• _Supplied information_:
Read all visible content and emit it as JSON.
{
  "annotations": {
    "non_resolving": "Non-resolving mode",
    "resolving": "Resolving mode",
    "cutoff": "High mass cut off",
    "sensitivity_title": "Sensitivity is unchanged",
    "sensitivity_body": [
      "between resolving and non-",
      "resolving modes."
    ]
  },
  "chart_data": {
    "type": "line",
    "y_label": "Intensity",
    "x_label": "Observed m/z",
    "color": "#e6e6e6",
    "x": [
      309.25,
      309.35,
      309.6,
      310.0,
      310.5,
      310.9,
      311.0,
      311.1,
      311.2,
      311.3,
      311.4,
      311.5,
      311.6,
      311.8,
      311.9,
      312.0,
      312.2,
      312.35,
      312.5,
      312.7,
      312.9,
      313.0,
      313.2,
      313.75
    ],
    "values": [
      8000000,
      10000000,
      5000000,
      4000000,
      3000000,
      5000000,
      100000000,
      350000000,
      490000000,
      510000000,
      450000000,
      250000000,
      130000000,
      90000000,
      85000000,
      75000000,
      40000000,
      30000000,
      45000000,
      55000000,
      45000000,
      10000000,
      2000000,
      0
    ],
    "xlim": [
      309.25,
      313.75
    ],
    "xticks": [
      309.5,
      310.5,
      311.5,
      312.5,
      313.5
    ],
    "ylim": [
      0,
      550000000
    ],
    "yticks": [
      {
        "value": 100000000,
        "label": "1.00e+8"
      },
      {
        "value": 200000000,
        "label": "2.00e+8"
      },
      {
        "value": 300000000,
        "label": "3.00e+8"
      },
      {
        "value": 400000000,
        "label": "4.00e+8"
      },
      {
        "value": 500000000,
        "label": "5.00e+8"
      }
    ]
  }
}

• _Problem requirements_: Print back all the lines verbatim.

• _Correct result_:
Read all visible content and emit it as JSON.
{
  "annotations": {
    "non_resolving": "Non-resolving mode",
    "resolving": "Resolving mode",
    "cutoff": "High mass cut off",
    "sensitivity_title": "Sensitivity is unchanged",
    "sensitivity_body": [
      "between resolving and non-",
      "resolving modes."
    ]
  },
  "chart_data": {
    "type": "line",
    "y_label": "Intensity",
    "x_label": "Observed m/z",
    "color": "#e6e6e6",
    "x": [
      309.25,
      309.35,
      309.6,
      310.0,
      310.5,
      310.9,
      311.0,
      311.1,
      311.2,
      311.3,
      311.4,
      311.5,
      311.6,
      311.8,
      311.9,
      312.0,
      312.2,
      312.35,
      312.5,
      312.7,
      312.9,
      313.0,
      313.2,
      313.75
    ],
    "values": [
      8000000,
      10000000,
      5000000,
      4000000,
      3000000,
      5000000,
      100000000,
      350000000,
      490000000,
      510000000,
      450000000,
      250000000,
      130000000,
      90000000,
      85000000,
      75000000,
      40000000,
      30000000,
      45000000,
      55000000,
      45000000,
      10000000,
      2000000,
      0
    ],
    "xlim": [
      309.25,
      313.75
    ],
    "xticks": [
      309.5,
      310.5,
      311.5,
      312.5,
      313.5
    ],
    "ylim": [
      0,
      550000000
    ],
    "yticks": [
      {
        "value": 100000000,
        "label": "1.00e+8"
      },
      {
        "value": 200000000,
        "label": "2.00e+8"
      },
      {
        "value": 300000000,
        "label": "3.00e+8"
      },
      {
        "value": 400000000,
        "label": "4.00e+8"
      },
      {
        "value": 500000000,
        "label": "5.00e+8"
      }
    ]
  }
}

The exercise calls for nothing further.